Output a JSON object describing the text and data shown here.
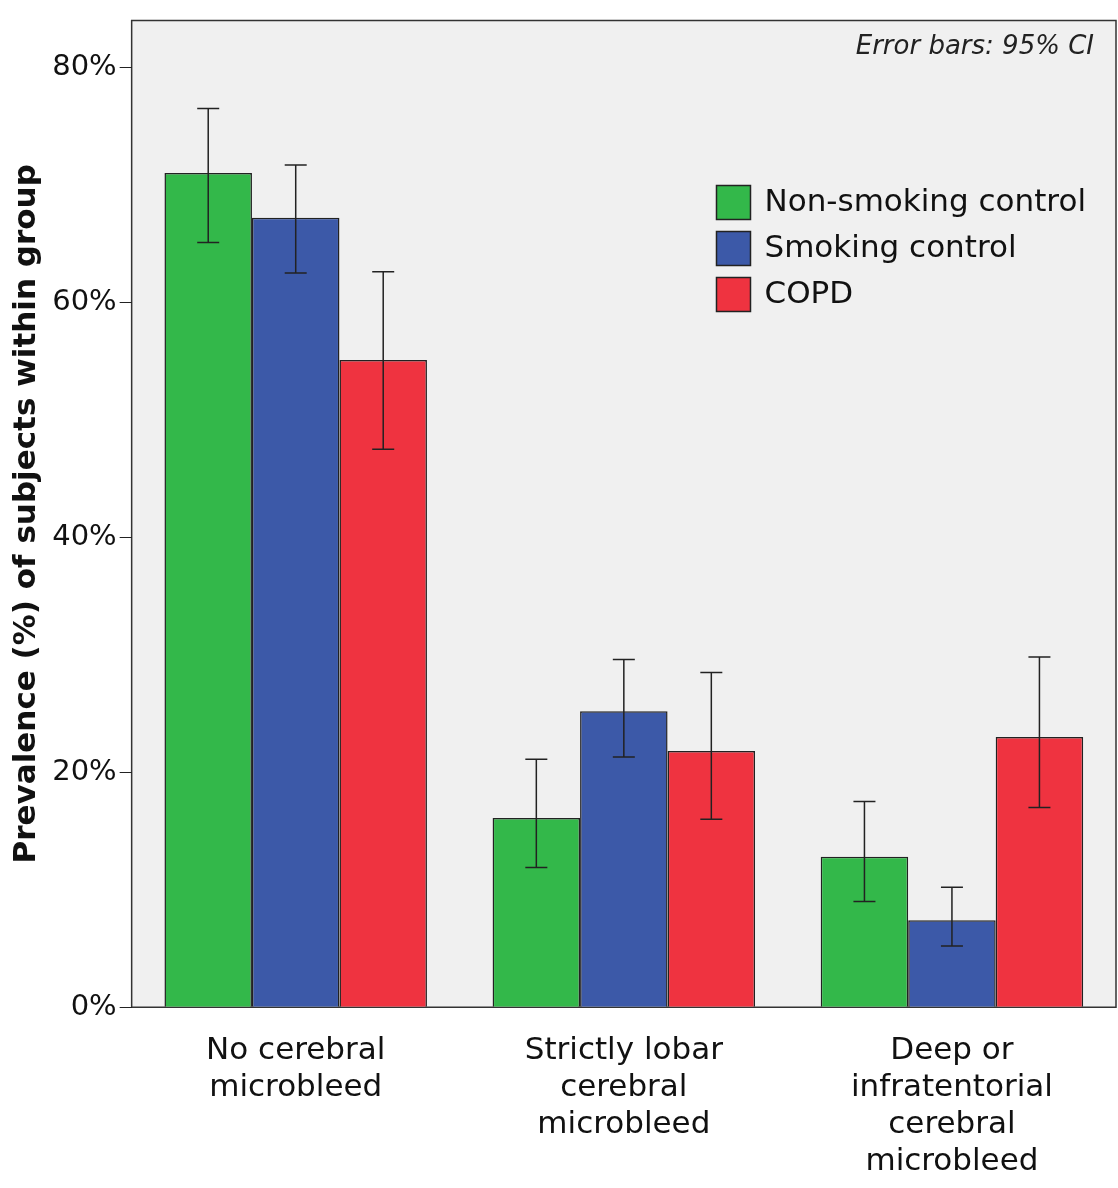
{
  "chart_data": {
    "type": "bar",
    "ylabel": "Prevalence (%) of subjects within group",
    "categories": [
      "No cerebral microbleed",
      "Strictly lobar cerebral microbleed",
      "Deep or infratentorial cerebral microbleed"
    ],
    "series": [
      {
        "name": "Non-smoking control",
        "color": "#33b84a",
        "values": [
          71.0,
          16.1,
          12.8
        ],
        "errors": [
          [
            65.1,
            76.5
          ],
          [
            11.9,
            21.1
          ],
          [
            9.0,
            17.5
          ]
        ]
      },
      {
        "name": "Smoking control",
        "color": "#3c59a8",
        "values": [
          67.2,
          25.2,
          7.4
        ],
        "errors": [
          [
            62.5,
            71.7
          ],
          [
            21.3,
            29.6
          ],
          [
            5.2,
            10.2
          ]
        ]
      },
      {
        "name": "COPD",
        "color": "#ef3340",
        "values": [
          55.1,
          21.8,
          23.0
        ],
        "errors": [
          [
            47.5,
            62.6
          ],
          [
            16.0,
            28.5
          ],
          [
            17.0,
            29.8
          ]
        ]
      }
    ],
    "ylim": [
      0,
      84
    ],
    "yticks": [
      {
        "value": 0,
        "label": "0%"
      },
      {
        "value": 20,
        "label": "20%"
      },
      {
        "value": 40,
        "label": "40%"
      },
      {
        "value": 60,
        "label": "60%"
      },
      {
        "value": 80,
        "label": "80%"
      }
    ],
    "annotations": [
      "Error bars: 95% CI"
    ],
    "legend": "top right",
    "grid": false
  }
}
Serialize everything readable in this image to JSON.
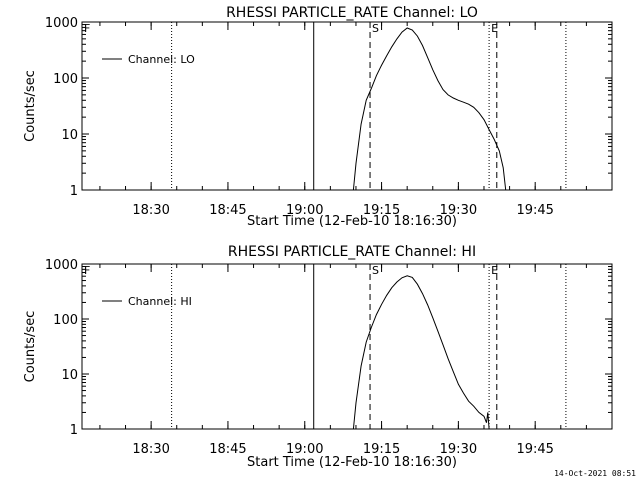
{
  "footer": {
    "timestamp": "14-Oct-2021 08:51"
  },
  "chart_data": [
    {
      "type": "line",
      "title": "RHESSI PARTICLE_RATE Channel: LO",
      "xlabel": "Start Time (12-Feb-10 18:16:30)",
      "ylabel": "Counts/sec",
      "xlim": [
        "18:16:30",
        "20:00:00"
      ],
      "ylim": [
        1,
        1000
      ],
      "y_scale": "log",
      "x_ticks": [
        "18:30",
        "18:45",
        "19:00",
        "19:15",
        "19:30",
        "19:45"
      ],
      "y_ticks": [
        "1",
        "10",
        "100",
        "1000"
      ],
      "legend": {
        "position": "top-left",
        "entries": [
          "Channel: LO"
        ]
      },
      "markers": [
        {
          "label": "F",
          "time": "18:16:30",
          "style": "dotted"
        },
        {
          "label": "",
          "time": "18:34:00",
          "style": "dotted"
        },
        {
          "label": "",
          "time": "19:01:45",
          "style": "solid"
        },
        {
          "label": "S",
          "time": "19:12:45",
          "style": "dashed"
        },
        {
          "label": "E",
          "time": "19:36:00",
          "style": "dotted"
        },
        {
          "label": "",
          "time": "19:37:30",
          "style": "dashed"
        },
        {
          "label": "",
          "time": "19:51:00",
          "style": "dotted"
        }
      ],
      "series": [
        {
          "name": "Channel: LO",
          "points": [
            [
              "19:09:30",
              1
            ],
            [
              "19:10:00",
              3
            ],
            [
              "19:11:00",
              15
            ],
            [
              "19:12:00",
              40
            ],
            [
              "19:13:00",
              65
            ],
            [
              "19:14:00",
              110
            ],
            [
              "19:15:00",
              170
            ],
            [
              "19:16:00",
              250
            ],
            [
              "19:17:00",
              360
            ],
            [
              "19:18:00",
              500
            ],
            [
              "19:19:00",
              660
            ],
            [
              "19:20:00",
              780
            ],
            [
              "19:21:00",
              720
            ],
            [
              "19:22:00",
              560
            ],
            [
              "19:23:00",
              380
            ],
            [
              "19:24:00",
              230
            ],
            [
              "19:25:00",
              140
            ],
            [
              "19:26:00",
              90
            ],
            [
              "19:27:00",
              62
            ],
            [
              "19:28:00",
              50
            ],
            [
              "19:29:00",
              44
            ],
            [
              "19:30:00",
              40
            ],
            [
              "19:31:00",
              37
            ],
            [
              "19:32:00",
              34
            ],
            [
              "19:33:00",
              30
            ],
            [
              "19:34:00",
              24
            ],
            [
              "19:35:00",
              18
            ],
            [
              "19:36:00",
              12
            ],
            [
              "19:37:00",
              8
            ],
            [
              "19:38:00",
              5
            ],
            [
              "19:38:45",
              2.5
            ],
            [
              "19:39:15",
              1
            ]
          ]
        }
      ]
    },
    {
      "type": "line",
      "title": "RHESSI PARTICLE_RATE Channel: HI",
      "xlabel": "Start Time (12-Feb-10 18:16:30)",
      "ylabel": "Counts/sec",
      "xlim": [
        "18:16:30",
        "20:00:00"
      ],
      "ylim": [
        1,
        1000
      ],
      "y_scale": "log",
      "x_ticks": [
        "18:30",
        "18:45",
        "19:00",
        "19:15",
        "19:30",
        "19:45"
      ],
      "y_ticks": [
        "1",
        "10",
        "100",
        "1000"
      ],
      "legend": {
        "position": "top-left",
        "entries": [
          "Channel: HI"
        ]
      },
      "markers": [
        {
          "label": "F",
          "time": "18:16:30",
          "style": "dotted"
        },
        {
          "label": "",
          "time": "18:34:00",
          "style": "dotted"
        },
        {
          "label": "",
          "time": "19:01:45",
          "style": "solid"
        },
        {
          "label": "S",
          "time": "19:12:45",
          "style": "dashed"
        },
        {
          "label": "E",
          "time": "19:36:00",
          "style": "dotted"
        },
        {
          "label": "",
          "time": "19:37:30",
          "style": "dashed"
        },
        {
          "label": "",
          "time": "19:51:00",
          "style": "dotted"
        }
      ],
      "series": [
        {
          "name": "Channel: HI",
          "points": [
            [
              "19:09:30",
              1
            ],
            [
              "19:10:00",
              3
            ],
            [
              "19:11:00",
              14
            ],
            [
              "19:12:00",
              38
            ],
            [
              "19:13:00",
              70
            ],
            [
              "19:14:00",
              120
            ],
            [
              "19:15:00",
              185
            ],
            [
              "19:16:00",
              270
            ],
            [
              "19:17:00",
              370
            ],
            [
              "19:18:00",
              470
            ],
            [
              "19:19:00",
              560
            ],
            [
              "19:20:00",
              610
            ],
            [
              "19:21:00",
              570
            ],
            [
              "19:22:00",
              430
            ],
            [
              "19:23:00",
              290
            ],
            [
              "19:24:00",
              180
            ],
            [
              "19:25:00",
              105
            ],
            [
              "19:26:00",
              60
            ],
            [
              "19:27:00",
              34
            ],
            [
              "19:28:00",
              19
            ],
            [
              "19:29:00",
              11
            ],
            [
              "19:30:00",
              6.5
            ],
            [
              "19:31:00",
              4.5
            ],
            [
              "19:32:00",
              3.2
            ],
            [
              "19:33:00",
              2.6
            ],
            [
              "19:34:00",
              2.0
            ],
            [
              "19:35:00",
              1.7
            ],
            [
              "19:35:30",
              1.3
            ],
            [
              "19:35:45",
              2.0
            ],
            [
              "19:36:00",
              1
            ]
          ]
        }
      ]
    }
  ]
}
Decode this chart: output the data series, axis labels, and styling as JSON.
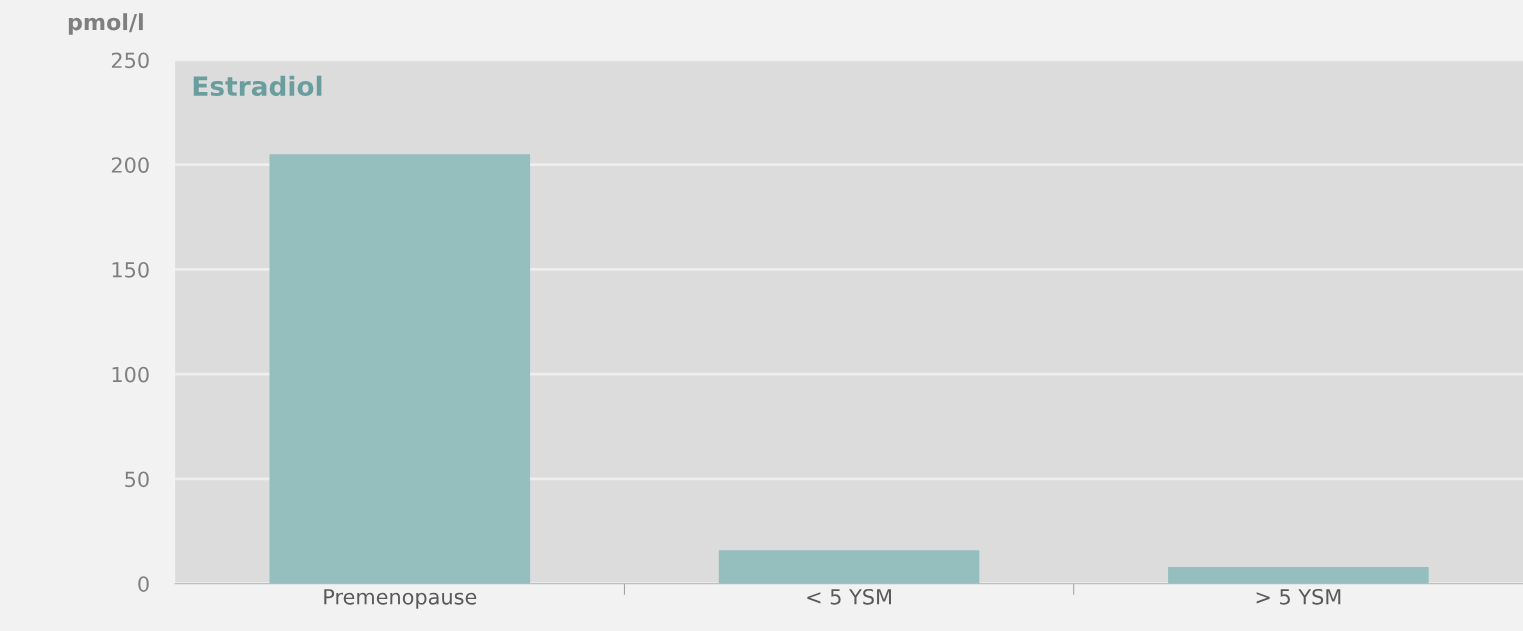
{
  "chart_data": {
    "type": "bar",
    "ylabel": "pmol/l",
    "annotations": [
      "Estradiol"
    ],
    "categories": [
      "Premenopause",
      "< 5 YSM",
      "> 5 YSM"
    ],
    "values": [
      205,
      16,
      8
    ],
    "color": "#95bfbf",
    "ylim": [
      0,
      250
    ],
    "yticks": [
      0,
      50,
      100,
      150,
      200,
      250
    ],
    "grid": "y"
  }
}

--------------------------------------------------

TASK: Give an exact copy of the material, leaving out every picture.

RESPONSE FOR THIS EXERCISE:
Output a JSON object describing the text and data shown here.
{
  "chart_data": {
    "type": "bar",
    "ylabel": "Prevalence (%) of subjects within group",
    "categories": [
      "No cerebral microbleed",
      "Strictly lobar cerebral microbleed",
      "Deep or infratentorial cerebral microbleed"
    ],
    "series": [
      {
        "name": "Non-smoking control",
        "color": "#33b84a",
        "values": [
          71.0,
          16.1,
          12.8
        ],
        "errors": [
          [
            65.1,
            76.5
          ],
          [
            11.9,
            21.1
          ],
          [
            9.0,
            17.5
          ]
        ]
      },
      {
        "name": "Smoking control",
        "color": "#3c59a8",
        "values": [
          67.2,
          25.2,
          7.4
        ],
        "errors": [
          [
            62.5,
            71.7
          ],
          [
            21.3,
            29.6
          ],
          [
            5.2,
            10.2
          ]
        ]
      },
      {
        "name": "COPD",
        "color": "#ef3340",
        "values": [
          55.1,
          21.8,
          23.0
        ],
        "errors": [
          [
            47.5,
            62.6
          ],
          [
            16.0,
            28.5
          ],
          [
            17.0,
            29.8
          ]
        ]
      }
    ],
    "ylim": [
      0,
      84
    ],
    "yticks": [
      {
        "value": 0,
        "label": "0%"
      },
      {
        "value": 20,
        "label": "20%"
      },
      {
        "value": 40,
        "label": "40%"
      },
      {
        "value": 60,
        "label": "60%"
      },
      {
        "value": 80,
        "label": "80%"
      }
    ],
    "annotations": [
      "Error bars: 95% CI"
    ],
    "legend": "top right",
    "grid": false
  }
}
Serialize everything readable in this image to JSON.
{
  "footer": {
    "timestamp": "14-Oct-2021 08:51"
  },
  "chart_data": [
    {
      "type": "line",
      "title": "RHESSI PARTICLE_RATE Channel: LO",
      "xlabel": "Start Time (12-Feb-10 18:16:30)",
      "ylabel": "Counts/sec",
      "xlim": [
        "18:16:30",
        "20:00:00"
      ],
      "ylim": [
        1,
        1000
      ],
      "y_scale": "log",
      "x_ticks": [
        "18:30",
        "18:45",
        "19:00",
        "19:15",
        "19:30",
        "19:45"
      ],
      "y_ticks": [
        "1",
        "10",
        "100",
        "1000"
      ],
      "legend": {
        "position": "top-left",
        "entries": [
          "Channel: LO"
        ]
      },
      "markers": [
        {
          "label": "F",
          "time": "18:16:30",
          "style": "dotted"
        },
        {
          "label": "",
          "time": "18:34:00",
          "style": "dotted"
        },
        {
          "label": "",
          "time": "19:01:45",
          "style": "solid"
        },
        {
          "label": "S",
          "time": "19:12:45",
          "style": "dashed"
        },
        {
          "label": "E",
          "time": "19:36:00",
          "style": "dotted"
        },
        {
          "label": "",
          "time": "19:37:30",
          "style": "dashed"
        },
        {
          "label": "",
          "time": "19:51:00",
          "style": "dotted"
        }
      ],
      "series": [
        {
          "name": "Channel: LO",
          "points": [
            [
              "19:09:30",
              1
            ],
            [
              "19:10:00",
              3
            ],
            [
              "19:11:00",
              15
            ],
            [
              "19:12:00",
              40
            ],
            [
              "19:13:00",
              65
            ],
            [
              "19:14:00",
              110
            ],
            [
              "19:15:00",
              170
            ],
            [
              "19:16:00",
              250
            ],
            [
              "19:17:00",
              360
            ],
            [
              "19:18:00",
              500
            ],
            [
              "19:19:00",
              660
            ],
            [
              "19:20:00",
              780
            ],
            [
              "19:21:00",
              720
            ],
            [
              "19:22:00",
              560
            ],
            [
              "19:23:00",
              380
            ],
            [
              "19:24:00",
              230
            ],
            [
              "19:25:00",
              140
            ],
            [
              "19:26:00",
              90
            ],
            [
              "19:27:00",
              62
            ],
            [
              "19:28:00",
              50
            ],
            [
              "19:29:00",
              44
            ],
            [
              "19:30:00",
              40
            ],
            [
              "19:31:00",
              37
            ],
            [
              "19:32:00",
              34
            ],
            [
              "19:33:00",
              30
            ],
            [
              "19:34:00",
              24
            ],
            [
              "19:35:00",
              18
            ],
            [
              "19:36:00",
              12
            ],
            [
              "19:37:00",
              8
            ],
            [
              "19:38:00",
              5
            ],
            [
              "19:38:45",
              2.5
            ],
            [
              "19:39:15",
              1
            ]
          ]
        }
      ]
    },
    {
      "type": "line",
      "title": "RHESSI PARTICLE_RATE Channel: HI",
      "xlabel": "Start Time (12-Feb-10 18:16:30)",
      "ylabel": "Counts/sec",
      "xlim": [
        "18:16:30",
        "20:00:00"
      ],
      "ylim": [
        1,
        1000
      ],
      "y_scale": "log",
      "x_ticks": [
        "18:30",
        "18:45",
        "19:00",
        "19:15",
        "19:30",
        "19:45"
      ],
      "y_ticks": [
        "1",
        "10",
        "100",
        "1000"
      ],
      "legend": {
        "position": "top-left",
        "entries": [
          "Channel: HI"
        ]
      },
      "markers": [
        {
          "label": "F",
          "time": "18:16:30",
          "style": "dotted"
        },
        {
          "label": "",
          "time": "18:34:00",
          "style": "dotted"
        },
        {
          "label": "",
          "time": "19:01:45",
          "style": "solid"
        },
        {
          "label": "S",
          "time": "19:12:45",
          "style": "dashed"
        },
        {
          "label": "E",
          "time": "19:36:00",
          "style": "dotted"
        },
        {
          "label": "",
          "time": "19:37:30",
          "style": "dashed"
        },
        {
          "label": "",
          "time": "19:51:00",
          "style": "dotted"
        }
      ],
      "series": [
        {
          "name": "Channel: HI",
          "points": [
            [
              "19:09:30",
              1
            ],
            [
              "19:10:00",
              3
            ],
            [
              "19:11:00",
              14
            ],
            [
              "19:12:00",
              38
            ],
            [
              "19:13:00",
              70
            ],
            [
              "19:14:00",
              120
            ],
            [
              "19:15:00",
              185
            ],
            [
              "19:16:00",
              270
            ],
            [
              "19:17:00",
              370
            ],
            [
              "19:18:00",
              470
            ],
            [
              "19:19:00",
              560
            ],
            [
              "19:20:00",
              610
            ],
            [
              "19:21:00",
              570
            ],
            [
              "19:22:00",
              430
            ],
            [
              "19:23:00",
              290
            ],
            [
              "19:24:00",
              180
            ],
            [
              "19:25:00",
              105
            ],
            [
              "19:26:00",
              60
            ],
            [
              "19:27:00",
              34
            ],
            [
              "19:28:00",
              19
            ],
            [
              "19:29:00",
              11
            ],
            [
              "19:30:00",
              6.5
            ],
            [
              "19:31:00",
              4.5
            ],
            [
              "19:32:00",
              3.2
            ],
            [
              "19:33:00",
              2.6
            ],
            [
              "19:34:00",
              2.0
            ],
            [
              "19:35:00",
              1.7
            ],
            [
              "19:35:30",
              1.3
            ],
            [
              "19:35:45",
              2.0
            ],
            [
              "19:36:00",
              1
            ]
          ]
        }
      ]
    }
  ]
}
Decode this chart: output the data series, axis labels, and styling as JSON.
{
  "chart_data": {
    "type": "bar",
    "ylabel": "pmol/l",
    "annotations": [
      "Estradiol"
    ],
    "categories": [
      "Premenopause",
      "< 5 YSM",
      "> 5 YSM"
    ],
    "values": [
      205,
      16,
      8
    ],
    "color": "#95bfbf",
    "ylim": [
      0,
      250
    ],
    "yticks": [
      0,
      50,
      100,
      150,
      200,
      250
    ],
    "grid": "y"
  }
}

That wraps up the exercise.